### Stored data entries

•••••

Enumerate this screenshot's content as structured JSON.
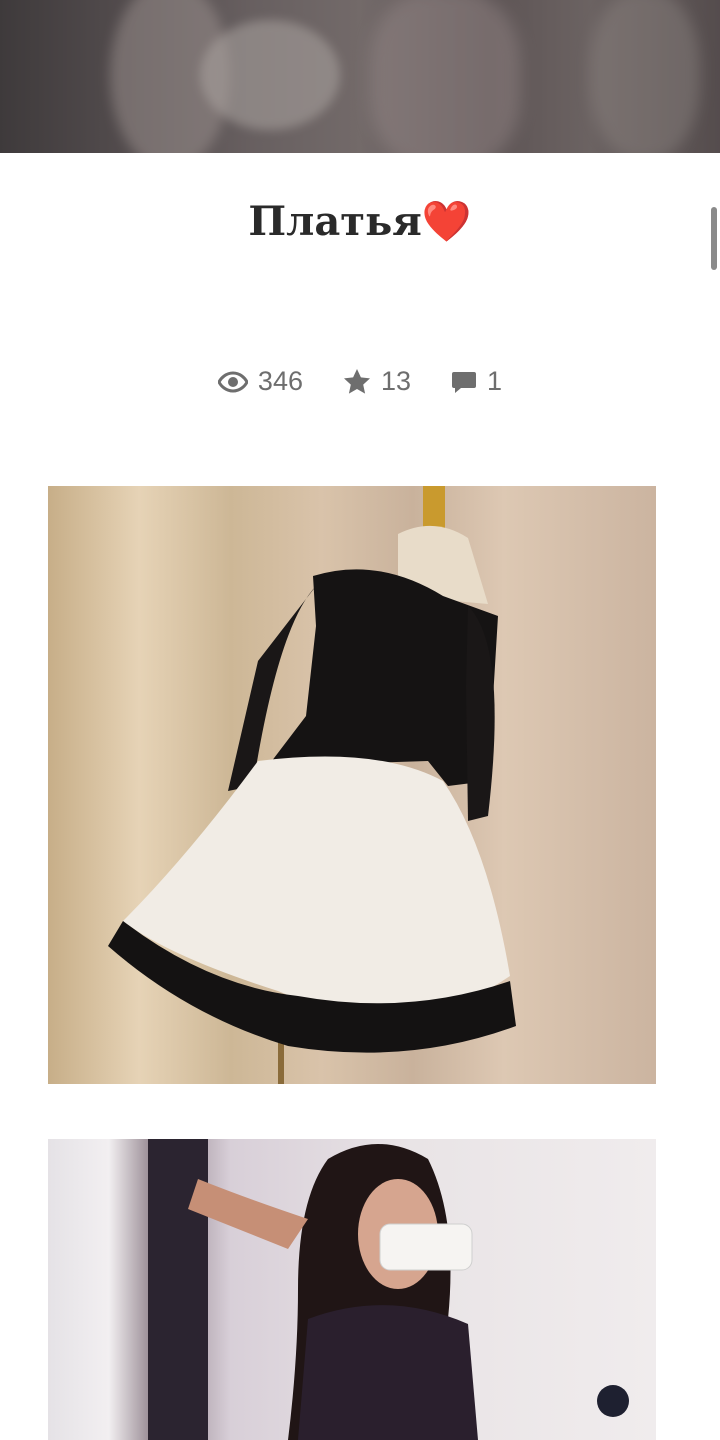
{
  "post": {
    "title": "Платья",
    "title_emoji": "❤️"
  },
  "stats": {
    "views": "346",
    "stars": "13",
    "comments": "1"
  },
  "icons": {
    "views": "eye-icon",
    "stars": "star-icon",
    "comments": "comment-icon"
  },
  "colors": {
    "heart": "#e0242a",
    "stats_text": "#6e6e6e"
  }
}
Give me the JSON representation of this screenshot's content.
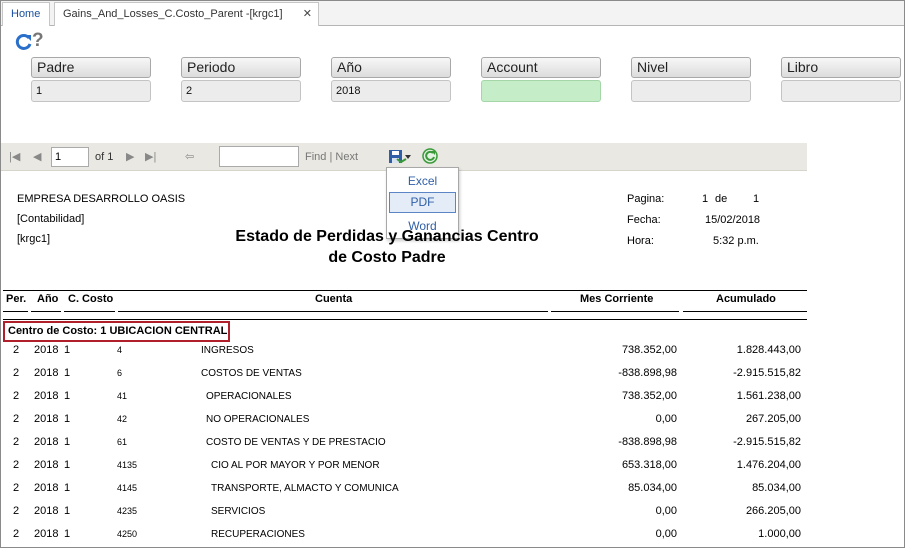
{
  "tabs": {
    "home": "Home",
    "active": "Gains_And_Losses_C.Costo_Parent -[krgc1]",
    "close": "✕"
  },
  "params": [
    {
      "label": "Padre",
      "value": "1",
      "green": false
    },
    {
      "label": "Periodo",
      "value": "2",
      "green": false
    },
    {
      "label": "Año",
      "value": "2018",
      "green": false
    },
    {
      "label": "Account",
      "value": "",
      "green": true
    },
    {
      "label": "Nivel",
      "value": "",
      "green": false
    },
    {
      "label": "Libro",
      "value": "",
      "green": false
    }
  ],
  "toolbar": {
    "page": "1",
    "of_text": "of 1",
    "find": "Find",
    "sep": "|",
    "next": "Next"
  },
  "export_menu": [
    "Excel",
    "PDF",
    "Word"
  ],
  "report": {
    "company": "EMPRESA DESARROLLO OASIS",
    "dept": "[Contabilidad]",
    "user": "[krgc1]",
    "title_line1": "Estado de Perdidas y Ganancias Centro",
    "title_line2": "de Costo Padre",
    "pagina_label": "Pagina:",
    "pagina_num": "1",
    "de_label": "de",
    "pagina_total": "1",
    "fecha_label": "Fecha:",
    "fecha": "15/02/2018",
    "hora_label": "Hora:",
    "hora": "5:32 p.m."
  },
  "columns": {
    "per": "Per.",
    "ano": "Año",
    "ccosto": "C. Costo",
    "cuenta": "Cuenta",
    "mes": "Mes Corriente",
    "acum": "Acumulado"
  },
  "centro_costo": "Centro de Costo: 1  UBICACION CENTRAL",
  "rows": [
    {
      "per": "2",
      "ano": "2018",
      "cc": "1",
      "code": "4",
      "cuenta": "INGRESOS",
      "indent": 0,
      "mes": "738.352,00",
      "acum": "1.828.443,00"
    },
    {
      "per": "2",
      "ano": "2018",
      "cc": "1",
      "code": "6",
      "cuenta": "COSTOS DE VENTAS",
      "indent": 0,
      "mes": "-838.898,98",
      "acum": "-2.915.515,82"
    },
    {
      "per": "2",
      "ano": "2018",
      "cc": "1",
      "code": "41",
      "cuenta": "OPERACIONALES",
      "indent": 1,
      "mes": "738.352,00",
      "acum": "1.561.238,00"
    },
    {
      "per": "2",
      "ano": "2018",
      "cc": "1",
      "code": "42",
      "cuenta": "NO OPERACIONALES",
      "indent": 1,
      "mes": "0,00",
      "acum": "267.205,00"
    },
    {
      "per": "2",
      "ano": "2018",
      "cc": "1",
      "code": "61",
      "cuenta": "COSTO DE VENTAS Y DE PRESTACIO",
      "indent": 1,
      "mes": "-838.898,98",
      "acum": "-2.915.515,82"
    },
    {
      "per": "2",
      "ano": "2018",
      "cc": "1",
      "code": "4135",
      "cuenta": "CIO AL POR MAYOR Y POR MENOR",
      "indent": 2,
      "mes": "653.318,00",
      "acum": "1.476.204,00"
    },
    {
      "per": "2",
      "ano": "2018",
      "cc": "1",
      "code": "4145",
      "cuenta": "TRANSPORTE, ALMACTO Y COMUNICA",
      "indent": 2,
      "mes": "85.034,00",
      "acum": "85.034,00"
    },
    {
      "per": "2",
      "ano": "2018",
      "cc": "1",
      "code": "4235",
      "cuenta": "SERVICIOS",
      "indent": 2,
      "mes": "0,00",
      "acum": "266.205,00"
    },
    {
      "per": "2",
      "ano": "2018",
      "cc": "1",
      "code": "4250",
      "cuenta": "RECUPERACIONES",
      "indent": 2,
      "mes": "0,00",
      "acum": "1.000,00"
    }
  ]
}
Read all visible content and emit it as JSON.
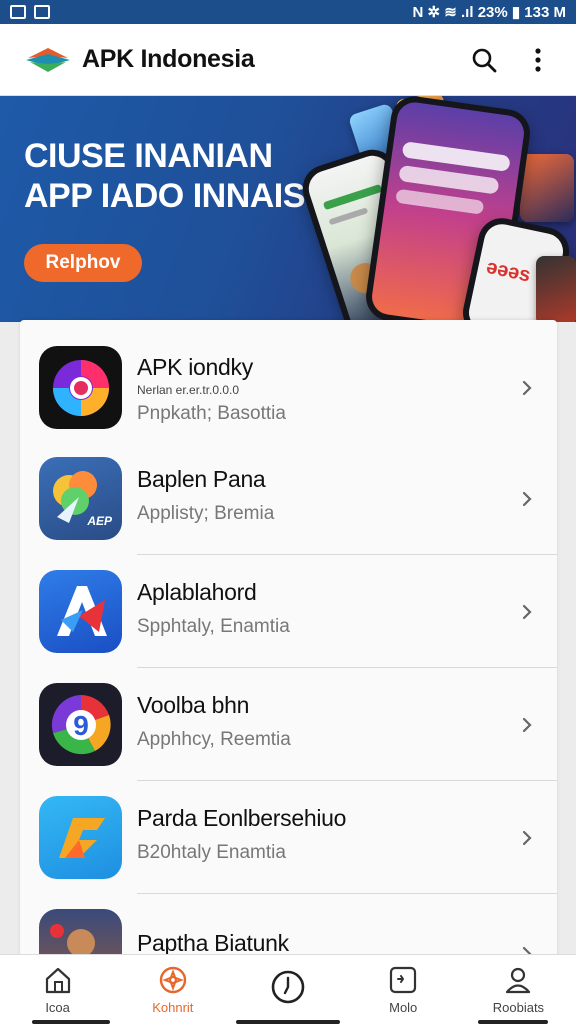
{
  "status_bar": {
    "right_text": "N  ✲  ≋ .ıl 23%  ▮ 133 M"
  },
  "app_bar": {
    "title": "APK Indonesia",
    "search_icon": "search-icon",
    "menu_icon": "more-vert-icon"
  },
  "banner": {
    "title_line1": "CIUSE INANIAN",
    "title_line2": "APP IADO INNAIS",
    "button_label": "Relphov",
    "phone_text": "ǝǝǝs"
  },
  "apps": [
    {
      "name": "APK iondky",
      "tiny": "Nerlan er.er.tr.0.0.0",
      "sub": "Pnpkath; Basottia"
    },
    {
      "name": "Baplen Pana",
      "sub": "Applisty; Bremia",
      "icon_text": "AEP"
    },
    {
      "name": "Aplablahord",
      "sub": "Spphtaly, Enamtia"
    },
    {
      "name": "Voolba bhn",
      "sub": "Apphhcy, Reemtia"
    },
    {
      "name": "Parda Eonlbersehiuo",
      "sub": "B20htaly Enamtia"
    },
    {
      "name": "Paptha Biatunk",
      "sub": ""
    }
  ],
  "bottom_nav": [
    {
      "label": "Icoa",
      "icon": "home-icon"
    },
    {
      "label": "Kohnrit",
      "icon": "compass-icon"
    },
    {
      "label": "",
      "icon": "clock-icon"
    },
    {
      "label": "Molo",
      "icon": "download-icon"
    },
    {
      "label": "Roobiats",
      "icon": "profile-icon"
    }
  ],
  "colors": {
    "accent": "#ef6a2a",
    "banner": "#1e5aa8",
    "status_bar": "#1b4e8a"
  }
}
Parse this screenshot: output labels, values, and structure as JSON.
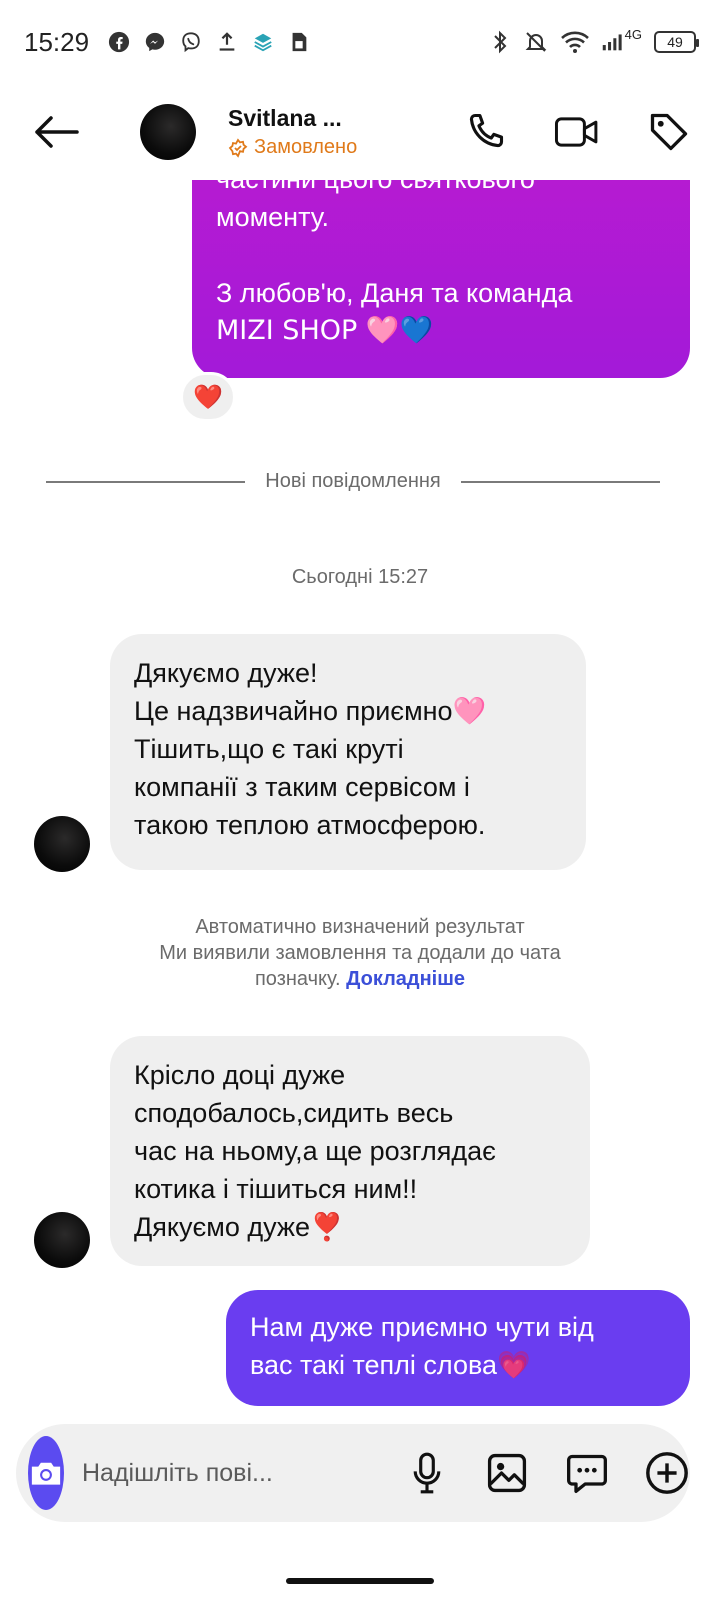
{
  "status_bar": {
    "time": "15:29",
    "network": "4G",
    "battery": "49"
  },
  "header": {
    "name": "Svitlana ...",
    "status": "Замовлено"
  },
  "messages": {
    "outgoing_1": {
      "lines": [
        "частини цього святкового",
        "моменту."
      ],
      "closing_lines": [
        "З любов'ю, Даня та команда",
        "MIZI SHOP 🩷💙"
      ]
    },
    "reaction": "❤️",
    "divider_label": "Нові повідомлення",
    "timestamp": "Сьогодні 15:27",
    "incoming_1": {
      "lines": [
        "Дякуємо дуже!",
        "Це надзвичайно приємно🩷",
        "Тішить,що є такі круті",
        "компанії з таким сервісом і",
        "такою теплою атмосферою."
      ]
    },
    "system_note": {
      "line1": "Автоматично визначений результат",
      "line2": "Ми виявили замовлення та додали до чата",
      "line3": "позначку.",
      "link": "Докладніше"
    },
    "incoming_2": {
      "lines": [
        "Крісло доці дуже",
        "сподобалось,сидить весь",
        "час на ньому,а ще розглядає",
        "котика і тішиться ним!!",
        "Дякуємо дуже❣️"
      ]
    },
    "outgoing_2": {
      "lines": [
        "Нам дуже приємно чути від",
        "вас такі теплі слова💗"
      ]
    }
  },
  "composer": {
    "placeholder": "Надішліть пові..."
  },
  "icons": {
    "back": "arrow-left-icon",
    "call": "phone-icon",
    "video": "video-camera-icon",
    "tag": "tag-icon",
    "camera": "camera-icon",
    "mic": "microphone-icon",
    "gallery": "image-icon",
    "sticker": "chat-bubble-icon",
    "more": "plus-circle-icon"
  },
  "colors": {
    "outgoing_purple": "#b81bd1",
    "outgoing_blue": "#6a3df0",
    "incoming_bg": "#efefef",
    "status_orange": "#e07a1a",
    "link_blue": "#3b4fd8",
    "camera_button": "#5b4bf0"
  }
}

•••••

### Exercise description
Examine the records and pull out every line where the string "screenshot" occurs.

### Solution
Enumerate this screenshot's content as structured JSON.
Give me the JSON representation of this screenshot's content.
Parse this screenshot: output labels, values, and structure as JSON.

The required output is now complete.